• The task: What follows is a block of records; reproduce all of it verbatim.

*** Supplied records

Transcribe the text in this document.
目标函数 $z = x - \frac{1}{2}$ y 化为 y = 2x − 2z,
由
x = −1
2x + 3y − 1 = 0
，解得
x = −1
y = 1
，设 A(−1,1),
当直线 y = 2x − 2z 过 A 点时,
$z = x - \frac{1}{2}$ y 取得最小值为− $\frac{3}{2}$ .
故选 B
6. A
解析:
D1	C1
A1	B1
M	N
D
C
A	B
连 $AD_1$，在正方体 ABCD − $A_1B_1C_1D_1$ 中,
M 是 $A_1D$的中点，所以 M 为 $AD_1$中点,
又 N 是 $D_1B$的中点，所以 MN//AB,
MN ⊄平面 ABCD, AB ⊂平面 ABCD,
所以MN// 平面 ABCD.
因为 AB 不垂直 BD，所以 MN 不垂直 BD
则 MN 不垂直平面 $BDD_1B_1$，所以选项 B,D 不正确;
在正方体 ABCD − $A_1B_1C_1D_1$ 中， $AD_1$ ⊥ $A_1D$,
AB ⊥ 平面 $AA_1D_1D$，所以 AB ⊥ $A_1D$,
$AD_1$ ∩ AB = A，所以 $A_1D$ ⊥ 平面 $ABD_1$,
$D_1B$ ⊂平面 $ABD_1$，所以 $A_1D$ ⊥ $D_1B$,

******

• Response to this exercise:
Transcribe the text in this document.
目标函数 $z = x - \frac{1}{2}$ y 化为 y = 2x − 2z,
由
x = −1
2x + 3y − 1 = 0
，解得
x = −1
y = 1
，设 A(−1,1),
当直线 y = 2x − 2z 过 A 点时,
$z = x - \frac{1}{2}$ y 取得最小值为− $\frac{3}{2}$ .
故选 B
6. A
解析:
D1	C1
A1	B1
M	N
D
C
A	B
连 $AD_1$，在正方体 ABCD − $A_1B_1C_1D_1$ 中,
M 是 $A_1D$的中点，所以 M 为 $AD_1$中点,
又 N 是 $D_1B$的中点，所以 MN//AB,
MN ⊄平面 ABCD, AB ⊂平面 ABCD,
所以MN// 平面 ABCD.
因为 AB 不垂直 BD，所以 MN 不垂直 BD
则 MN 不垂直平面 $BDD_1B_1$，所以选项 B,D 不正确;
在正方体 ABCD − $A_1B_1C_1D_1$ 中， $AD_1$ ⊥ $A_1D$,
AB ⊥ 平面 $AA_1D_1D$，所以 AB ⊥ $A_1D$,
$AD_1$ ∩ AB = A，所以 $A_1D$ ⊥ 平面 $ABD_1$,
$D_1B$ ⊂平面 $ABD_1$，所以 $A_1D$ ⊥ $D_1B$,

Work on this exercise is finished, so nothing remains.